• **TASK**:
Return the material word for word. Do not include the pictures.

Structured figure records:
^^^^^^^^
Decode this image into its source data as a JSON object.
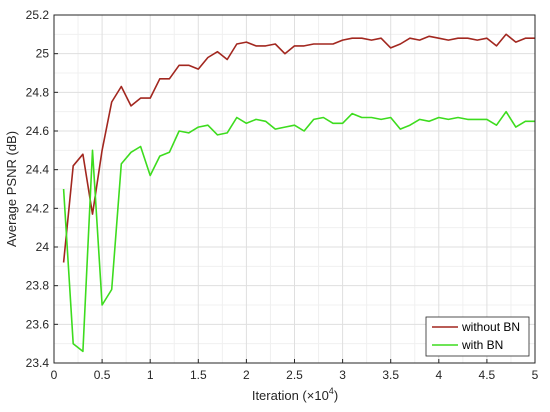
{
  "chart_data": {
    "type": "line",
    "xlabel": "Iteration (×10",
    "xlabel_exponent": "4",
    "xlabel_suffix": ")",
    "ylabel": "Average PSNR (dB)",
    "xlim": [
      0,
      5
    ],
    "ylim": [
      23.4,
      25.2
    ],
    "xticks": [
      0,
      0.5,
      1,
      1.5,
      2,
      2.5,
      3,
      3.5,
      4,
      4.5,
      5
    ],
    "xtick_labels": [
      "0",
      "0.5",
      "1",
      "1.5",
      "2",
      "2.5",
      "3",
      "3.5",
      "4",
      "4.5",
      "5"
    ],
    "yticks": [
      23.4,
      23.6,
      23.8,
      24,
      24.2,
      24.4,
      24.6,
      24.8,
      25,
      25.2
    ],
    "ytick_labels": [
      "23.4",
      "23.6",
      "23.8",
      "24",
      "24.2",
      "24.4",
      "24.6",
      "24.8",
      "25",
      "25.2"
    ],
    "grid": true,
    "legend_position": "bottom-right",
    "series": [
      {
        "name": "without BN",
        "color": "#a2271f",
        "x": [
          0.1,
          0.2,
          0.3,
          0.4,
          0.5,
          0.6,
          0.7,
          0.8,
          0.9,
          1.0,
          1.1,
          1.2,
          1.3,
          1.4,
          1.5,
          1.6,
          1.7,
          1.8,
          1.9,
          2.0,
          2.1,
          2.2,
          2.3,
          2.4,
          2.5,
          2.6,
          2.7,
          2.8,
          2.9,
          3.0,
          3.1,
          3.2,
          3.3,
          3.4,
          3.5,
          3.6,
          3.7,
          3.8,
          3.9,
          4.0,
          4.1,
          4.2,
          4.3,
          4.4,
          4.5,
          4.6,
          4.7,
          4.8,
          4.9,
          5.0
        ],
        "y": [
          23.92,
          24.42,
          24.48,
          24.17,
          24.5,
          24.75,
          24.83,
          24.73,
          24.77,
          24.77,
          24.87,
          24.87,
          24.94,
          24.94,
          24.92,
          24.98,
          25.01,
          24.97,
          25.05,
          25.06,
          25.04,
          25.04,
          25.05,
          25.0,
          25.04,
          25.04,
          25.05,
          25.05,
          25.05,
          25.07,
          25.08,
          25.08,
          25.07,
          25.08,
          25.03,
          25.05,
          25.08,
          25.07,
          25.09,
          25.08,
          25.07,
          25.08,
          25.08,
          25.07,
          25.08,
          25.04,
          25.1,
          25.06,
          25.08,
          25.08
        ]
      },
      {
        "name": "with BN",
        "color": "#3ddc1e",
        "x": [
          0.1,
          0.2,
          0.3,
          0.4,
          0.5,
          0.6,
          0.7,
          0.8,
          0.9,
          1.0,
          1.1,
          1.2,
          1.3,
          1.4,
          1.5,
          1.6,
          1.7,
          1.8,
          1.9,
          2.0,
          2.1,
          2.2,
          2.3,
          2.4,
          2.5,
          2.6,
          2.7,
          2.8,
          2.9,
          3.0,
          3.1,
          3.2,
          3.3,
          3.4,
          3.5,
          3.6,
          3.7,
          3.8,
          3.9,
          4.0,
          4.1,
          4.2,
          4.3,
          4.4,
          4.5,
          4.6,
          4.7,
          4.8,
          4.9,
          5.0
        ],
        "y": [
          24.3,
          23.5,
          23.46,
          24.5,
          23.7,
          23.78,
          24.43,
          24.49,
          24.52,
          24.37,
          24.47,
          24.49,
          24.6,
          24.59,
          24.62,
          24.63,
          24.58,
          24.59,
          24.67,
          24.64,
          24.66,
          24.65,
          24.61,
          24.62,
          24.63,
          24.6,
          24.66,
          24.67,
          24.64,
          24.64,
          24.69,
          24.67,
          24.67,
          24.66,
          24.67,
          24.61,
          24.63,
          24.66,
          24.65,
          24.67,
          24.66,
          24.67,
          24.66,
          24.66,
          24.66,
          24.63,
          24.7,
          24.62,
          24.65,
          24.65
        ]
      }
    ]
  }
}
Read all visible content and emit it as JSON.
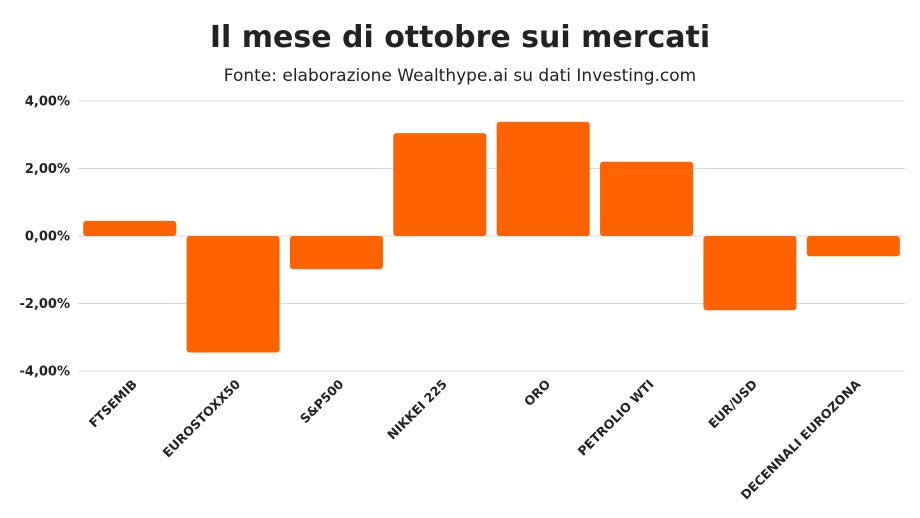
{
  "chart_data": {
    "type": "bar",
    "title": "Il mese di ottobre sui mercati",
    "subtitle": "Fonte: elaborazione Wealthype.ai su dati Investing.com",
    "categories": [
      "FTSEMIB",
      "EUROSTOXX50",
      "S&P500",
      "NIKKEI 225",
      "ORO",
      "PETROLIO WTI",
      "EUR/USD",
      "DECENNALI EUROZONA"
    ],
    "values": [
      0.45,
      -3.45,
      -0.98,
      3.05,
      3.38,
      2.2,
      -2.2,
      -0.6
    ],
    "ylim": [
      -4,
      4
    ],
    "yticks": [
      4,
      2,
      0,
      -2,
      -4
    ],
    "ytick_labels": [
      "4,00%",
      "2,00%",
      "0,00%",
      "-2,00%",
      "-4,00%"
    ],
    "bar_color": "#FF6200",
    "grid": true,
    "xlabel": "",
    "ylabel": ""
  }
}
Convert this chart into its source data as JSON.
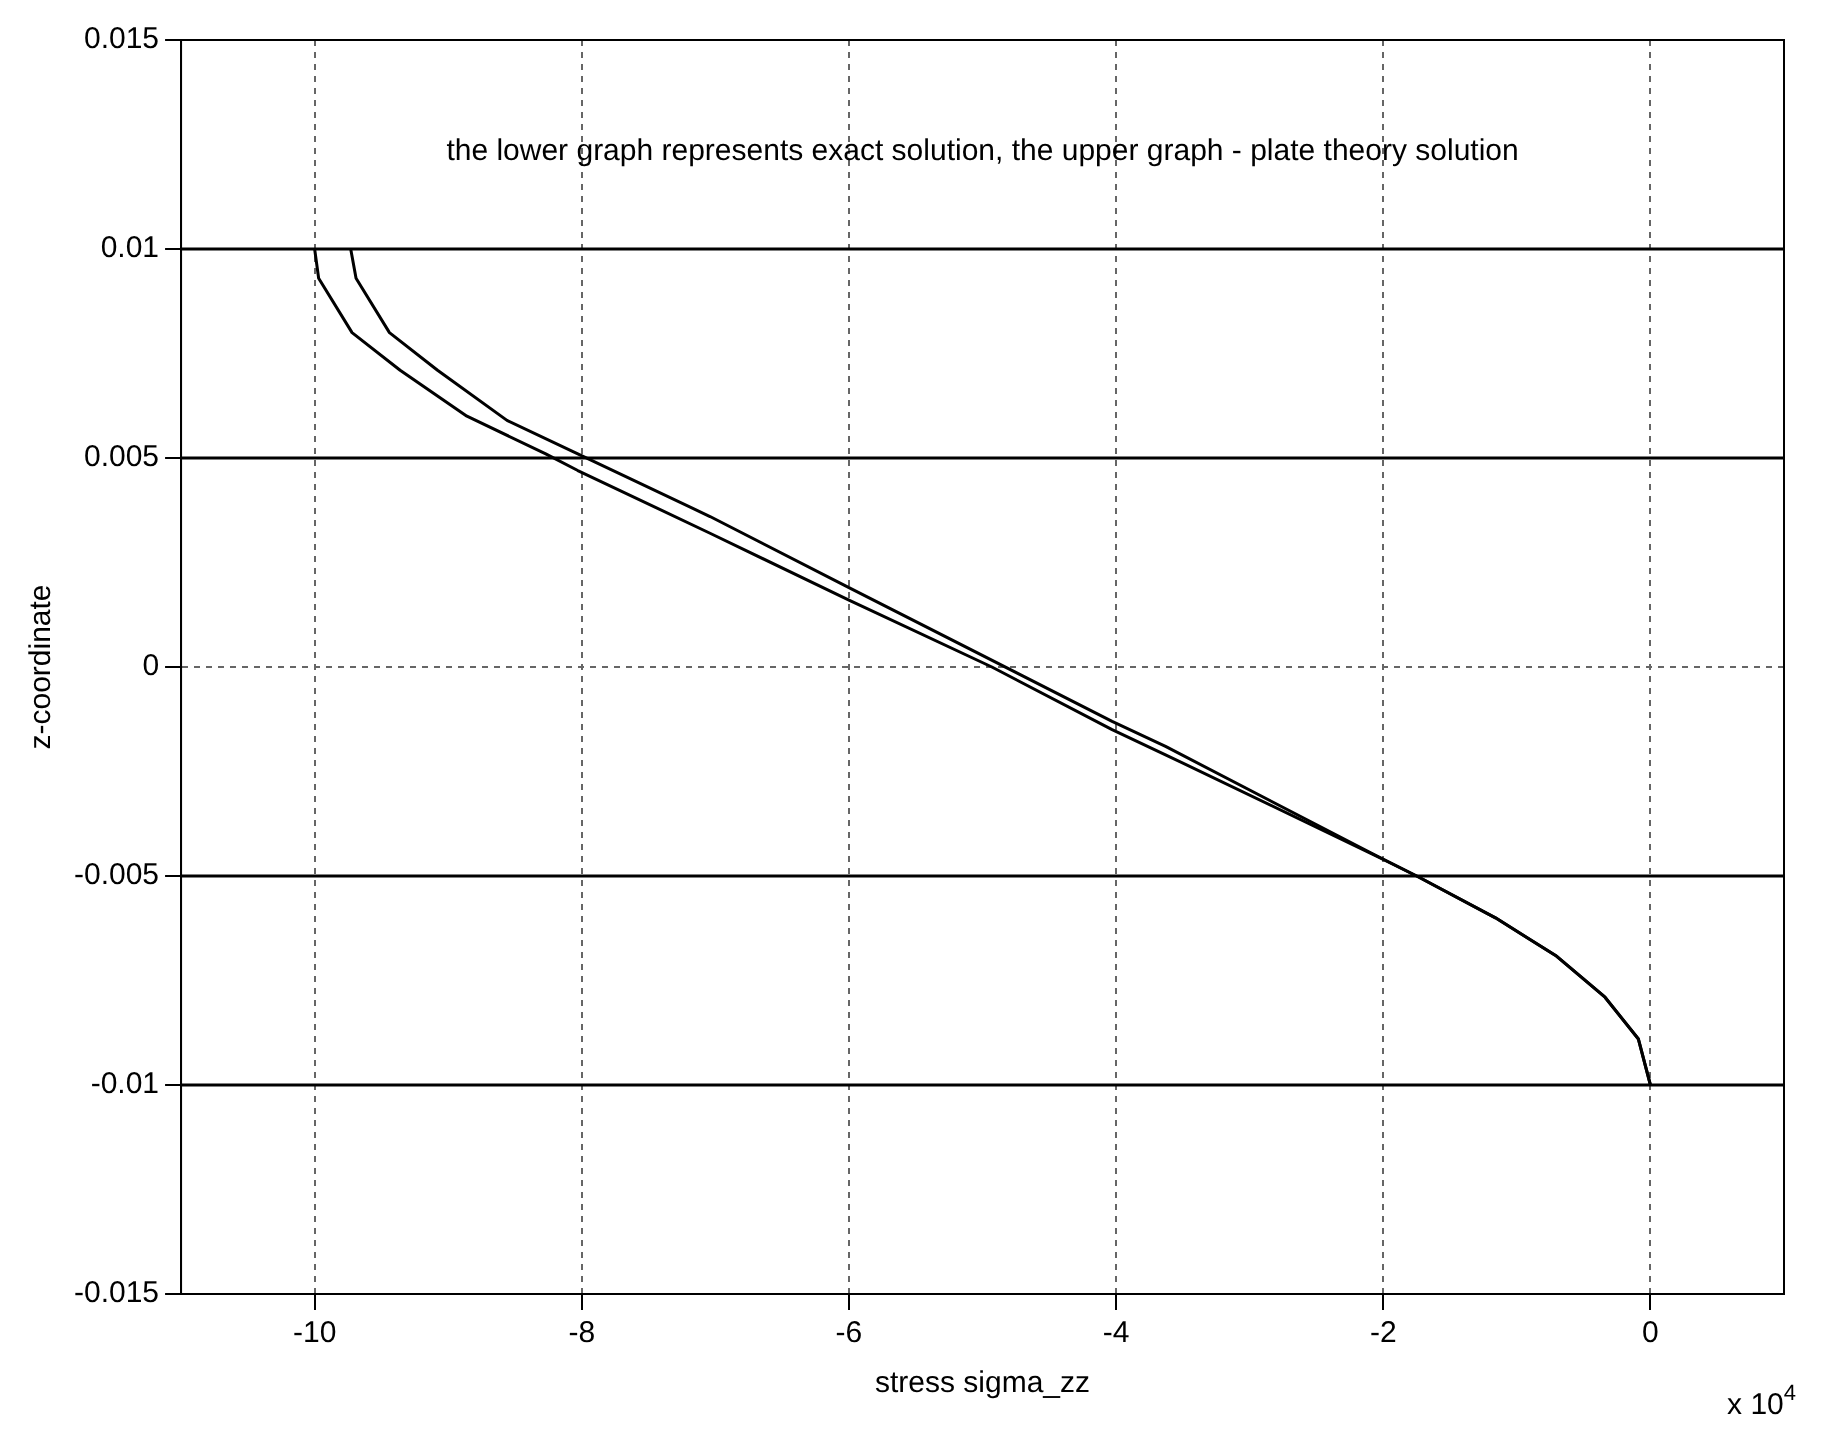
{
  "chart_data": {
    "type": "line",
    "xlabel": "stress sigma_zz",
    "ylabel": "z-coordinate",
    "annotations": [
      "the lower graph represents exact solution, the upper graph - plate theory solution",
      "x 10$^{4}$"
    ],
    "xlim": [
      -11,
      1
    ],
    "xticks": [
      -10,
      -8,
      -6,
      -4,
      -2,
      0
    ],
    "ylim": [
      -0.015,
      0.015
    ],
    "yticks": [
      -0.015,
      -0.01,
      -0.005,
      0,
      0.005,
      0.01,
      0.015
    ],
    "grid": true,
    "legend": false,
    "marker": "none",
    "line_style": "solid",
    "series": [
      {
        "color": "#000000",
        "x": [
          -10.0,
          -9.97,
          -9.72,
          -9.36,
          -8.86,
          -8.27,
          -8.03,
          -7.04,
          -6.0,
          -4.93,
          -4.03,
          -3.63,
          -2.0,
          -1.75,
          -1.16,
          -0.71,
          -0.34,
          -0.09,
          0
        ],
        "values": [
          0.01,
          0.0093,
          0.008,
          0.0071,
          0.006,
          0.0051,
          0.0047,
          0.0032,
          0.0016,
          0,
          -0.0015,
          -0.0021,
          -0.0046,
          -0.005,
          -0.006,
          -0.0069,
          -0.0079,
          -0.0089,
          -0.01
        ]
      },
      {
        "color": "#000000",
        "x": [
          -9.73,
          -9.69,
          -9.44,
          -9.08,
          -8.56,
          -8.03,
          -7.04,
          -6.0,
          -4.03,
          -3.63,
          -2.0,
          -1.75,
          -1.16,
          -0.71,
          -0.34,
          -0.09,
          0
        ],
        "values": [
          0.01,
          0.0093,
          0.008,
          0.0071,
          0.0059,
          0.0051,
          0.0036,
          0.0019,
          -0.0013,
          -0.0019,
          -0.0046,
          -0.005,
          -0.006,
          -0.0069,
          -0.0079,
          -0.0089,
          -0.01
        ]
      },
      {
        "color": "#000000",
        "x": [
          -11,
          1
        ],
        "values": [
          0.01,
          0.01
        ]
      },
      {
        "color": "#000000",
        "x": [
          -11,
          1
        ],
        "values": [
          0.005,
          0.005
        ]
      },
      {
        "color": "#000000",
        "x": [
          -11,
          1
        ],
        "values": [
          -0.005,
          -0.005
        ]
      },
      {
        "color": "#000000",
        "x": [
          -11,
          1
        ],
        "values": [
          -0.01,
          -0.01
        ]
      }
    ]
  }
}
^^^^^^^^
• **OUTPUT FOR THIS TASK**:
Decode this image into its source data as a JSON object.
{
  "chart_data": {
    "type": "line",
    "xlabel": "Iteration (×10",
    "xlabel_exponent": "4",
    "xlabel_suffix": ")",
    "ylabel": "Average PSNR (dB)",
    "xlim": [
      0,
      5
    ],
    "ylim": [
      23.4,
      25.2
    ],
    "xticks": [
      0,
      0.5,
      1,
      1.5,
      2,
      2.5,
      3,
      3.5,
      4,
      4.5,
      5
    ],
    "xtick_labels": [
      "0",
      "0.5",
      "1",
      "1.5",
      "2",
      "2.5",
      "3",
      "3.5",
      "4",
      "4.5",
      "5"
    ],
    "yticks": [
      23.4,
      23.6,
      23.8,
      24,
      24.2,
      24.4,
      24.6,
      24.8,
      25,
      25.2
    ],
    "ytick_labels": [
      "23.4",
      "23.6",
      "23.8",
      "24",
      "24.2",
      "24.4",
      "24.6",
      "24.8",
      "25",
      "25.2"
    ],
    "grid": true,
    "legend_position": "bottom-right",
    "series": [
      {
        "name": "without BN",
        "color": "#a2271f",
        "x": [
          0.1,
          0.2,
          0.3,
          0.4,
          0.5,
          0.6,
          0.7,
          0.8,
          0.9,
          1.0,
          1.1,
          1.2,
          1.3,
          1.4,
          1.5,
          1.6,
          1.7,
          1.8,
          1.9,
          2.0,
          2.1,
          2.2,
          2.3,
          2.4,
          2.5,
          2.6,
          2.7,
          2.8,
          2.9,
          3.0,
          3.1,
          3.2,
          3.3,
          3.4,
          3.5,
          3.6,
          3.7,
          3.8,
          3.9,
          4.0,
          4.1,
          4.2,
          4.3,
          4.4,
          4.5,
          4.6,
          4.7,
          4.8,
          4.9,
          5.0
        ],
        "y": [
          23.92,
          24.42,
          24.48,
          24.17,
          24.5,
          24.75,
          24.83,
          24.73,
          24.77,
          24.77,
          24.87,
          24.87,
          24.94,
          24.94,
          24.92,
          24.98,
          25.01,
          24.97,
          25.05,
          25.06,
          25.04,
          25.04,
          25.05,
          25.0,
          25.04,
          25.04,
          25.05,
          25.05,
          25.05,
          25.07,
          25.08,
          25.08,
          25.07,
          25.08,
          25.03,
          25.05,
          25.08,
          25.07,
          25.09,
          25.08,
          25.07,
          25.08,
          25.08,
          25.07,
          25.08,
          25.04,
          25.1,
          25.06,
          25.08,
          25.08
        ]
      },
      {
        "name": "with BN",
        "color": "#3ddc1e",
        "x": [
          0.1,
          0.2,
          0.3,
          0.4,
          0.5,
          0.6,
          0.7,
          0.8,
          0.9,
          1.0,
          1.1,
          1.2,
          1.3,
          1.4,
          1.5,
          1.6,
          1.7,
          1.8,
          1.9,
          2.0,
          2.1,
          2.2,
          2.3,
          2.4,
          2.5,
          2.6,
          2.7,
          2.8,
          2.9,
          3.0,
          3.1,
          3.2,
          3.3,
          3.4,
          3.5,
          3.6,
          3.7,
          3.8,
          3.9,
          4.0,
          4.1,
          4.2,
          4.3,
          4.4,
          4.5,
          4.6,
          4.7,
          4.8,
          4.9,
          5.0
        ],
        "y": [
          24.3,
          23.5,
          23.46,
          24.5,
          23.7,
          23.78,
          24.43,
          24.49,
          24.52,
          24.37,
          24.47,
          24.49,
          24.6,
          24.59,
          24.62,
          24.63,
          24.58,
          24.59,
          24.67,
          24.64,
          24.66,
          24.65,
          24.61,
          24.62,
          24.63,
          24.6,
          24.66,
          24.67,
          24.64,
          24.64,
          24.69,
          24.67,
          24.67,
          24.66,
          24.67,
          24.61,
          24.63,
          24.66,
          24.65,
          24.67,
          24.66,
          24.67,
          24.66,
          24.66,
          24.66,
          24.63,
          24.7,
          24.62,
          24.65,
          24.65
        ]
      }
    ]
  }
}
Read all visible content and emit it as JSON.
{
  "chart_data": {
    "type": "bar",
    "title": "Il mese di ottobre sui mercati",
    "subtitle": "Fonte: elaborazione Wealthype.ai su dati Investing.com",
    "categories": [
      "FTSEMIB",
      "EUROSTOXX50",
      "S&P500",
      "NIKKEI 225",
      "ORO",
      "PETROLIO WTI",
      "EUR/USD",
      "DECENNALI EUROZONA"
    ],
    "values": [
      0.45,
      -3.45,
      -0.98,
      3.05,
      3.38,
      2.2,
      -2.2,
      -0.6
    ],
    "ylim": [
      -4,
      4
    ],
    "yticks": [
      4,
      2,
      0,
      -2,
      -4
    ],
    "ytick_labels": [
      "4,00%",
      "2,00%",
      "0,00%",
      "-2,00%",
      "-4,00%"
    ],
    "bar_color": "#FF6200",
    "grid": true,
    "xlabel": "",
    "ylabel": ""
  }
}
Convert this chart into its source data as JSON.
{
  "chart_data": {
    "type": "line",
    "xlabel": "stress sigma_zz",
    "ylabel": "z-coordinate",
    "annotations": [
      "the lower graph represents exact solution, the upper graph - plate theory solution",
      "x 10$^{4}$"
    ],
    "xlim": [
      -11,
      1
    ],
    "xticks": [
      -10,
      -8,
      -6,
      -4,
      -2,
      0
    ],
    "ylim": [
      -0.015,
      0.015
    ],
    "yticks": [
      -0.015,
      -0.01,
      -0.005,
      0,
      0.005,
      0.01,
      0.015
    ],
    "grid": true,
    "legend": false,
    "marker": "none",
    "line_style": "solid",
    "series": [
      {
        "color": "#000000",
        "x": [
          -10.0,
          -9.97,
          -9.72,
          -9.36,
          -8.86,
          -8.27,
          -8.03,
          -7.04,
          -6.0,
          -4.93,
          -4.03,
          -3.63,
          -2.0,
          -1.75,
          -1.16,
          -0.71,
          -0.34,
          -0.09,
          0
        ],
        "values": [
          0.01,
          0.0093,
          0.008,
          0.0071,
          0.006,
          0.0051,
          0.0047,
          0.0032,
          0.0016,
          0,
          -0.0015,
          -0.0021,
          -0.0046,
          -0.005,
          -0.006,
          -0.0069,
          -0.0079,
          -0.0089,
          -0.01
        ]
      },
      {
        "color": "#000000",
        "x": [
          -9.73,
          -9.69,
          -9.44,
          -9.08,
          -8.56,
          -8.03,
          -7.04,
          -6.0,
          -4.03,
          -3.63,
          -2.0,
          -1.75,
          -1.16,
          -0.71,
          -0.34,
          -0.09,
          0
        ],
        "values": [
          0.01,
          0.0093,
          0.008,
          0.0071,
          0.0059,
          0.0051,
          0.0036,
          0.0019,
          -0.0013,
          -0.0019,
          -0.0046,
          -0.005,
          -0.006,
          -0.0069,
          -0.0079,
          -0.0089,
          -0.01
        ]
      },
      {
        "color": "#000000",
        "x": [
          -11,
          1
        ],
        "values": [
          0.01,
          0.01
        ]
      },
      {
        "color": "#000000",
        "x": [
          -11,
          1
        ],
        "values": [
          0.005,
          0.005
        ]
      },
      {
        "color": "#000000",
        "x": [
          -11,
          1
        ],
        "values": [
          -0.005,
          -0.005
        ]
      },
      {
        "color": "#000000",
        "x": [
          -11,
          1
        ],
        "values": [
          -0.01,
          -0.01
        ]
      }
    ]
  }
}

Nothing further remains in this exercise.